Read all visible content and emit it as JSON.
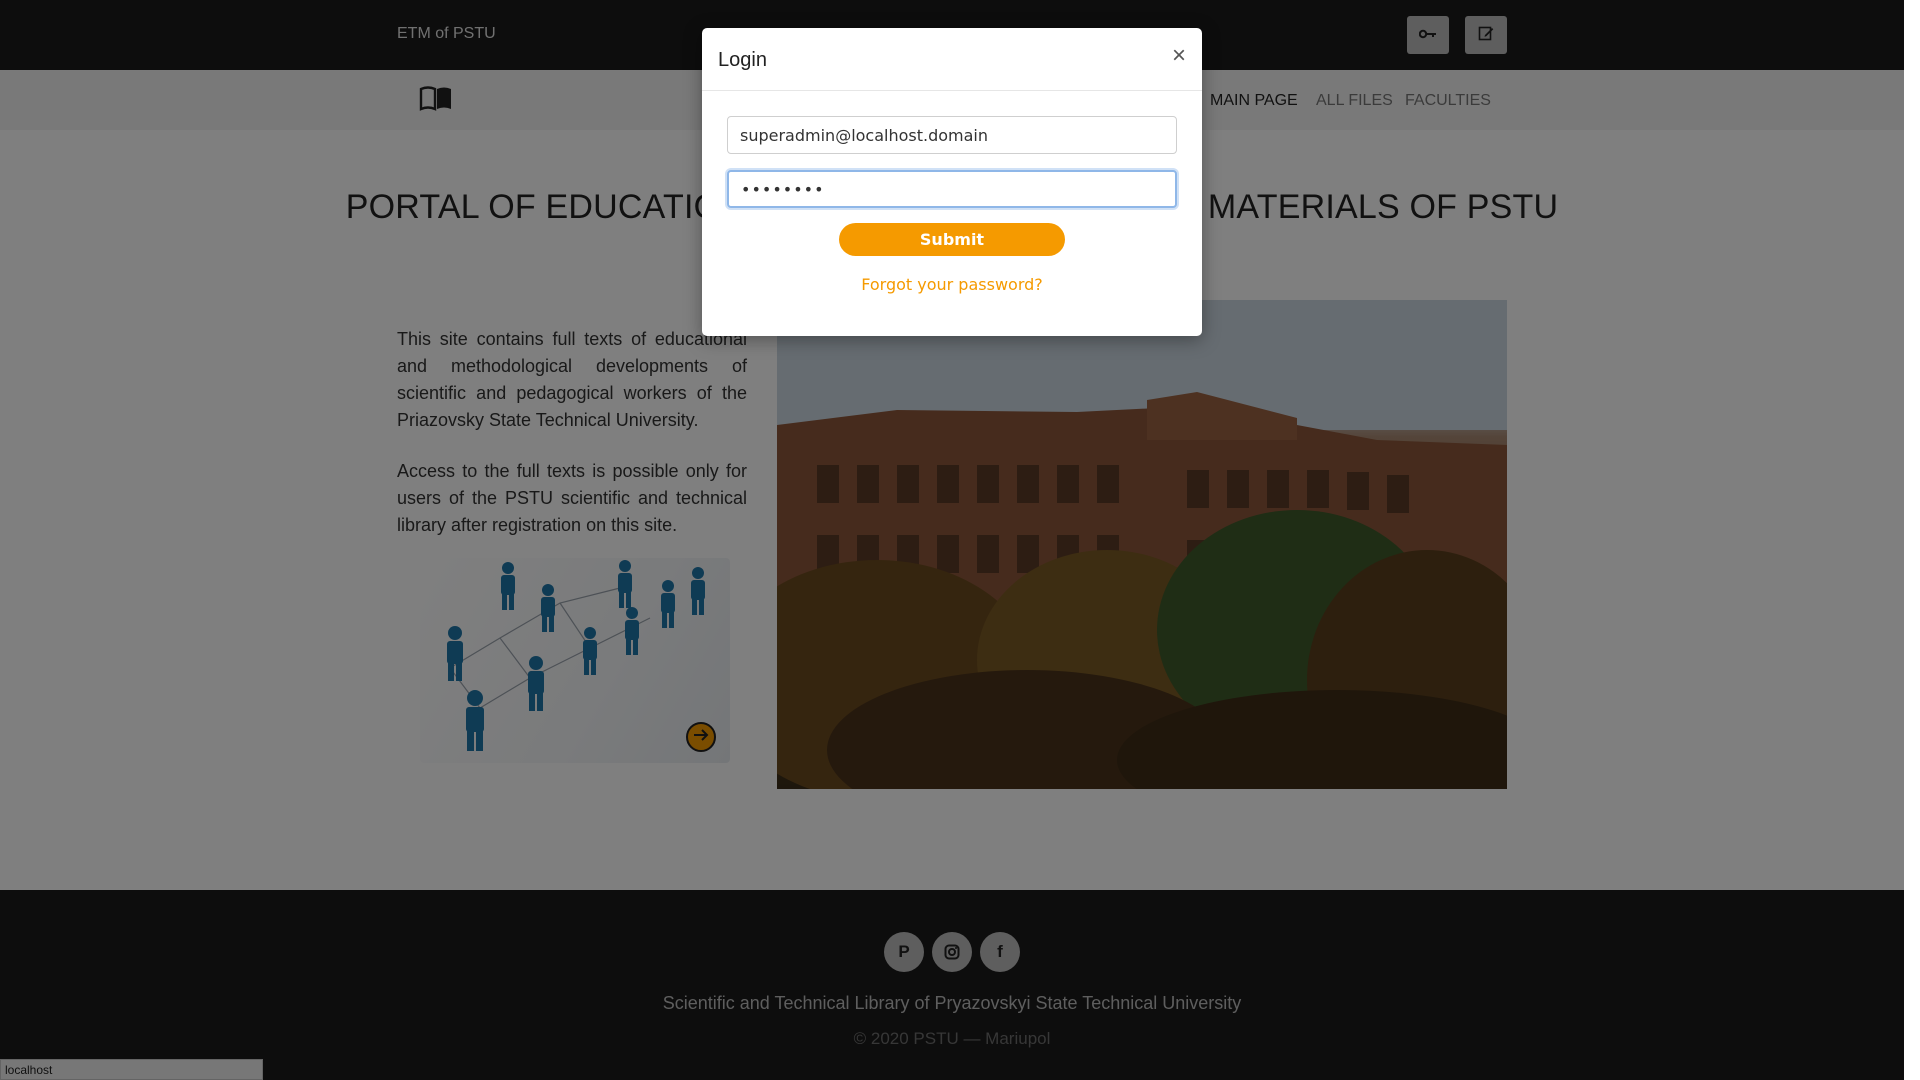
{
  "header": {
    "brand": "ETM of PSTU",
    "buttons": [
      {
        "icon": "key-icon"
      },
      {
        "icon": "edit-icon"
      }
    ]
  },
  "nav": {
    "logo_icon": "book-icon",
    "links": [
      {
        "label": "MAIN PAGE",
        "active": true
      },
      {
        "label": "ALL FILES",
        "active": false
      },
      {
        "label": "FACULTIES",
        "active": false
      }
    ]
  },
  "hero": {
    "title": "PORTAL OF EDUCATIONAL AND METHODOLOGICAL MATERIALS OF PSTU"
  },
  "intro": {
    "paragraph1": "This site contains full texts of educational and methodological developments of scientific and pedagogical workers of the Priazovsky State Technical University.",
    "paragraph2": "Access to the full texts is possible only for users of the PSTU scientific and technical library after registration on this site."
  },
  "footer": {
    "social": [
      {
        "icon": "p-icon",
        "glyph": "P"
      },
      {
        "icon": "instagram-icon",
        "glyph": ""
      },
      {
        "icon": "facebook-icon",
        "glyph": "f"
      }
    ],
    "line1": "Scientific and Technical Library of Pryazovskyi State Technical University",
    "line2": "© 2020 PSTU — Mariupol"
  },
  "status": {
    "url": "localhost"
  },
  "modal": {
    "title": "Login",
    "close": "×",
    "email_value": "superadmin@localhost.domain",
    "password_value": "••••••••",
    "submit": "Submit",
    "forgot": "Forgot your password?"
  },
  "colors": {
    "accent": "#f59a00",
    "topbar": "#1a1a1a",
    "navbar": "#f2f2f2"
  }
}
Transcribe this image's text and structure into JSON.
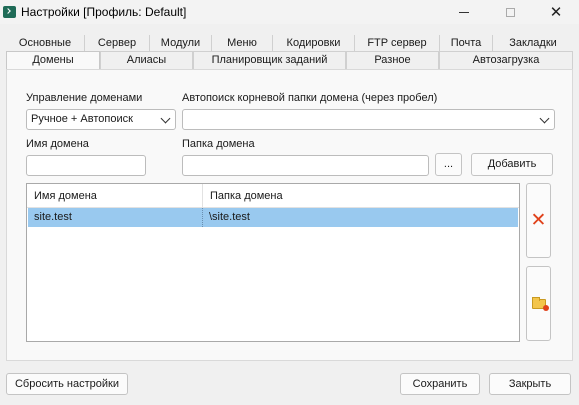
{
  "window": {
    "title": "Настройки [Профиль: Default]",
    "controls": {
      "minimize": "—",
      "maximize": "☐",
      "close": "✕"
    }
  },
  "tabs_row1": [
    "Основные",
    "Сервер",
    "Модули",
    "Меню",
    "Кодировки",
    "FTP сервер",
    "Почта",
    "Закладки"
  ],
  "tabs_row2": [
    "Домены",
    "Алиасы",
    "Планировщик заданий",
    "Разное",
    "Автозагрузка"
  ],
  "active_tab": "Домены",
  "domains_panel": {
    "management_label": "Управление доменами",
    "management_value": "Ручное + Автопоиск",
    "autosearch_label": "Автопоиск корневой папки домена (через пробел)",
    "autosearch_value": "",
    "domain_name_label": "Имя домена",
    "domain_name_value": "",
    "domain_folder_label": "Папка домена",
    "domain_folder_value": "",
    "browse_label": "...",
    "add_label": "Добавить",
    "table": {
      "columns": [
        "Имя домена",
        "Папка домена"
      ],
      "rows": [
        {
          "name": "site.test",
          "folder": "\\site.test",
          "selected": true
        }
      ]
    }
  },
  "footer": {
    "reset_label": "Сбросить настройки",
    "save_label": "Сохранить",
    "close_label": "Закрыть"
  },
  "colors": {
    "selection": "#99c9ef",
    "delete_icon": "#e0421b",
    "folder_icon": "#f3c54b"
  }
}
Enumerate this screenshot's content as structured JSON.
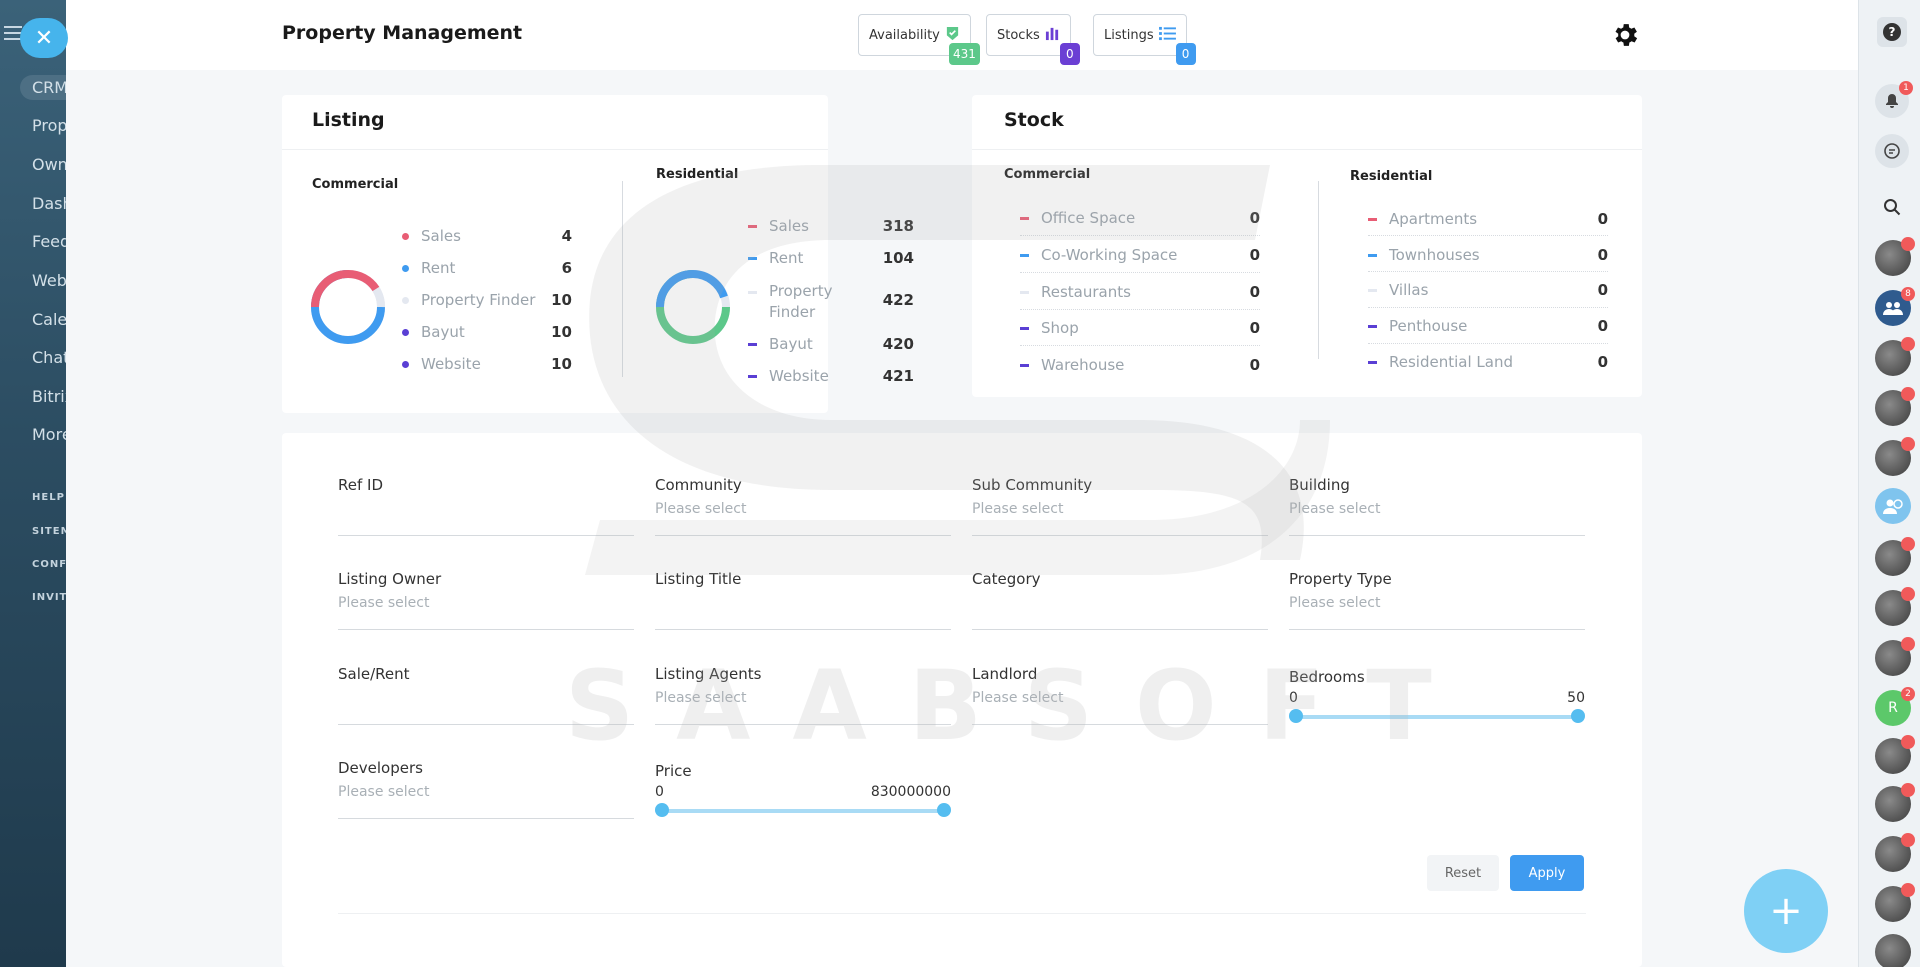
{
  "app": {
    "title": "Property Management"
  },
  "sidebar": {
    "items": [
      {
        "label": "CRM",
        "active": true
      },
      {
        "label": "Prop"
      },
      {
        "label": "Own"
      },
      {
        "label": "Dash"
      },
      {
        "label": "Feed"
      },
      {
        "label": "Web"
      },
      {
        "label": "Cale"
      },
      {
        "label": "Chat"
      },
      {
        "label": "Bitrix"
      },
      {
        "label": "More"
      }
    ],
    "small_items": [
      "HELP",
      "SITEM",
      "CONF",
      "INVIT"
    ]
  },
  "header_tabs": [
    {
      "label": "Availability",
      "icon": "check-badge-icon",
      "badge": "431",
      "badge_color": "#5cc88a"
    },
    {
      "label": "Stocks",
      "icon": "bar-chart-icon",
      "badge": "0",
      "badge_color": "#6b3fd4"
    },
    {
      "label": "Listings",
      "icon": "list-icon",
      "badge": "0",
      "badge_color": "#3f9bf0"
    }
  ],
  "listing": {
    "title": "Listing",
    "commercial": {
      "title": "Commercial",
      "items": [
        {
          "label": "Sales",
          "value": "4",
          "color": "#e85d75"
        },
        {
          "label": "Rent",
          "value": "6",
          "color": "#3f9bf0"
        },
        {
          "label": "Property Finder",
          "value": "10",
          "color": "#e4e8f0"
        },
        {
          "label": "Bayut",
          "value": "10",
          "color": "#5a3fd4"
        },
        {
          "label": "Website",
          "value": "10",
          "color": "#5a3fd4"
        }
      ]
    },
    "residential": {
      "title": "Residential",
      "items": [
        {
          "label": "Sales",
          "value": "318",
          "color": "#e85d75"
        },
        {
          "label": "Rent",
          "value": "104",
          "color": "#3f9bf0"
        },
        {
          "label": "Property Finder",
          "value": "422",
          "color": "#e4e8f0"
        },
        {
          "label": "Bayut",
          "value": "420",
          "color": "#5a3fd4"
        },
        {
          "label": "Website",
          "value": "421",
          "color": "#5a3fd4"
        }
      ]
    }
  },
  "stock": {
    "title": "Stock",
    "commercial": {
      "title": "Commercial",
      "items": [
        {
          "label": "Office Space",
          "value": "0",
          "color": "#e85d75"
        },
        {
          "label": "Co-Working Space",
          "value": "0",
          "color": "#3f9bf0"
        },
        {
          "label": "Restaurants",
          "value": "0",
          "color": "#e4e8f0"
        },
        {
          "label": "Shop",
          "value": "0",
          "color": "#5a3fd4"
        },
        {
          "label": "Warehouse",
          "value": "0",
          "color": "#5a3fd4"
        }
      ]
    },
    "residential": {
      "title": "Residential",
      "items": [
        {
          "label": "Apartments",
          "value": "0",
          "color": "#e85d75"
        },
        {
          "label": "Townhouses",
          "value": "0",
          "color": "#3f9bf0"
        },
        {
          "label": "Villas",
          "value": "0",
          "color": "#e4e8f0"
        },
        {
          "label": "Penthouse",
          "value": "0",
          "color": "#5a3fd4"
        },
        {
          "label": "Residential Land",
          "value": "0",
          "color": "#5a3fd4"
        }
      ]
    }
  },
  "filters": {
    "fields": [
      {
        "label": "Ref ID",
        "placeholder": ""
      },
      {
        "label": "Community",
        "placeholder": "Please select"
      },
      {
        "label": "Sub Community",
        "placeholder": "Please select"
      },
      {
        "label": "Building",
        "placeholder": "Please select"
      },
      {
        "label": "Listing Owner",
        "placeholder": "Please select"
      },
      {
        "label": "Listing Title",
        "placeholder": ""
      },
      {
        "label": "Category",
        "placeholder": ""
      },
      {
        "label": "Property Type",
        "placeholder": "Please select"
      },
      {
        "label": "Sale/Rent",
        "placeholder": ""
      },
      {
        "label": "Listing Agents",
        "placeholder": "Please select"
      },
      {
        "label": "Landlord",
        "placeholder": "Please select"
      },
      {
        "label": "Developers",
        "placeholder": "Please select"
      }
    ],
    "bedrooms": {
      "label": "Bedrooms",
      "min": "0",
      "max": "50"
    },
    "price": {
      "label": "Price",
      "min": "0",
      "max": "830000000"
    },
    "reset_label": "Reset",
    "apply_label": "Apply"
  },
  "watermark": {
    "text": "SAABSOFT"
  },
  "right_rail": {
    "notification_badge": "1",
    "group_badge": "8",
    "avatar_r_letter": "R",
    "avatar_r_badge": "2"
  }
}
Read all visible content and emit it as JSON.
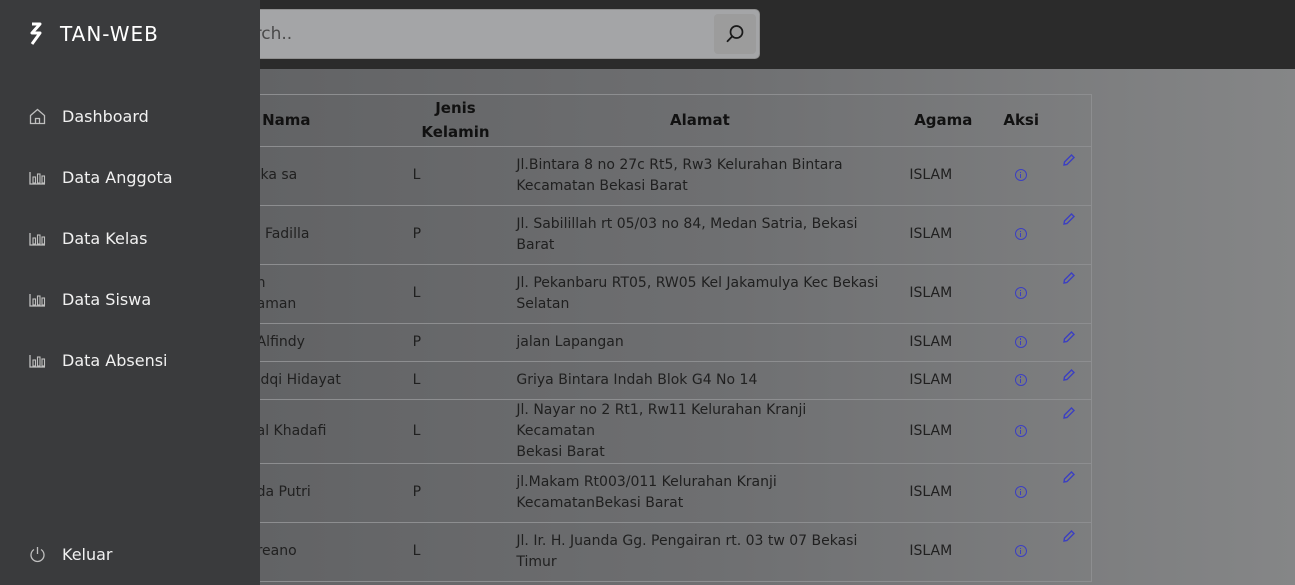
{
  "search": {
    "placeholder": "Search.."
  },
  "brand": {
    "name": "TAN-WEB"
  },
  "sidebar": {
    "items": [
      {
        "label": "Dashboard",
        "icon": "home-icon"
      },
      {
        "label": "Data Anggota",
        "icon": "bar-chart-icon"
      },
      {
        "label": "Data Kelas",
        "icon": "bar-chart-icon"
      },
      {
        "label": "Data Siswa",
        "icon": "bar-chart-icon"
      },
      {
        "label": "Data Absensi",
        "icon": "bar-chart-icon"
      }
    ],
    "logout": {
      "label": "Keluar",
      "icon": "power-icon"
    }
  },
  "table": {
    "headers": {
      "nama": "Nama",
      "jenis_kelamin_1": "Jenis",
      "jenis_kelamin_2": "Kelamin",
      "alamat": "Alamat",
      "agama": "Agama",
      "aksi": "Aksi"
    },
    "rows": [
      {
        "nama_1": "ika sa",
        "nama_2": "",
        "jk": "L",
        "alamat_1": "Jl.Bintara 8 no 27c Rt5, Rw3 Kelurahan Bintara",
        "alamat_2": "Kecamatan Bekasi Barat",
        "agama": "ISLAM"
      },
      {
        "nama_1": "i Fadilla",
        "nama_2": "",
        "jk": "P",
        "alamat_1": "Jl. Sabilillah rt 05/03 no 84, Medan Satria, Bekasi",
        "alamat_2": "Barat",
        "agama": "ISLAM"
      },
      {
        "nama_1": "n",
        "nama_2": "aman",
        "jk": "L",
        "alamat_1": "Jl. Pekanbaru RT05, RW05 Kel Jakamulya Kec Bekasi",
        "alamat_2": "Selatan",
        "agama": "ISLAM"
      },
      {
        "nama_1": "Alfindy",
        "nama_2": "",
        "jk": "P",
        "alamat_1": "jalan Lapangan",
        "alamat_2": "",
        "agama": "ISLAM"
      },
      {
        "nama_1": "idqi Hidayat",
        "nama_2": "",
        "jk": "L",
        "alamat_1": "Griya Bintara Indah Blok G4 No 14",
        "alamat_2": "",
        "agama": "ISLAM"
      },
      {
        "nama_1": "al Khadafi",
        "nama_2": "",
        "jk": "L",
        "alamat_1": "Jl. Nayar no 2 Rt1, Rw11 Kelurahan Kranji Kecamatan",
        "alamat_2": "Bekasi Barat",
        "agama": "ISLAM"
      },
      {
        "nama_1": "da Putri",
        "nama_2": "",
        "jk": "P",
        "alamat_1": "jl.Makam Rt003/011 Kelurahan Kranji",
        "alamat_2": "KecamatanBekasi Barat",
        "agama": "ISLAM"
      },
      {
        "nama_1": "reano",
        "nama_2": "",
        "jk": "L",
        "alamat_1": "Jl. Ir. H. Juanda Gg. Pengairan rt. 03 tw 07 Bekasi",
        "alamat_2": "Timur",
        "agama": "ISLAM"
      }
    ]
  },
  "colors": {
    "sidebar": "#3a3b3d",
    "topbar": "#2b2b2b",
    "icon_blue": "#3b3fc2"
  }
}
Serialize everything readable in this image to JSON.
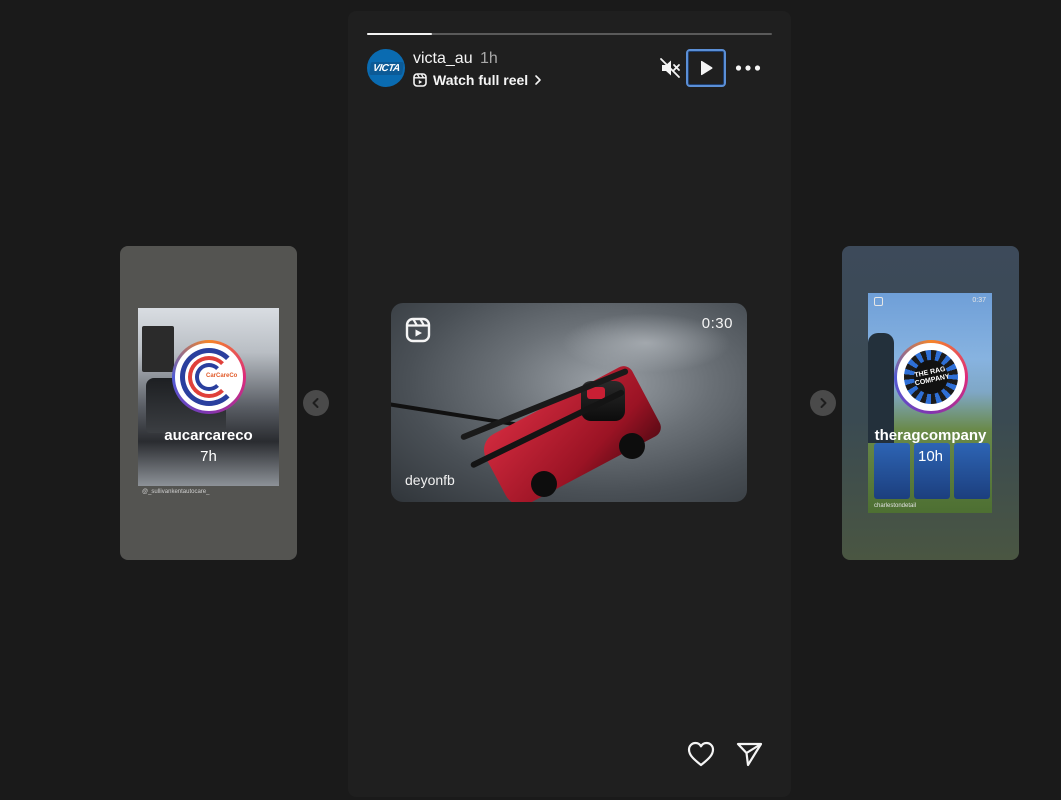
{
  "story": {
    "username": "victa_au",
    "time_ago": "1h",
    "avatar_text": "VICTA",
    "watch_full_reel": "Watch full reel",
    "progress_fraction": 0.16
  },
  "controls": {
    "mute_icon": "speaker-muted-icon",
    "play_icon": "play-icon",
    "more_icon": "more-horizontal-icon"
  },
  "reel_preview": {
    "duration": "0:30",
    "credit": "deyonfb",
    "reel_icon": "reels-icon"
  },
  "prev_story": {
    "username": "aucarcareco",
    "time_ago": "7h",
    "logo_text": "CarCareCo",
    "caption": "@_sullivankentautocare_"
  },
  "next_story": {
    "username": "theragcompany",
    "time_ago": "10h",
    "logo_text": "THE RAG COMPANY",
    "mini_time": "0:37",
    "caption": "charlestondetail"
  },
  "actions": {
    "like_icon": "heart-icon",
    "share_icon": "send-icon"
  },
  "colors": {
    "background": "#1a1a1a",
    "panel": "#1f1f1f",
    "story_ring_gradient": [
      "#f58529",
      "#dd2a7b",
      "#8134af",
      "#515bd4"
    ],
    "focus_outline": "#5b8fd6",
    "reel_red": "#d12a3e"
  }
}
•••••
#### [Task goal]
Search the entries for the word "JSON", then gather every line that has it.

#### [Response to this exercise]
Read all visible content and emit it as JSON.
Transcribe this image's text and structure into JSON.
Enumerate this screenshot's content as structured JSON.
Read all visible content and emit it as JSON.
Serialize everything readable in this image to JSON.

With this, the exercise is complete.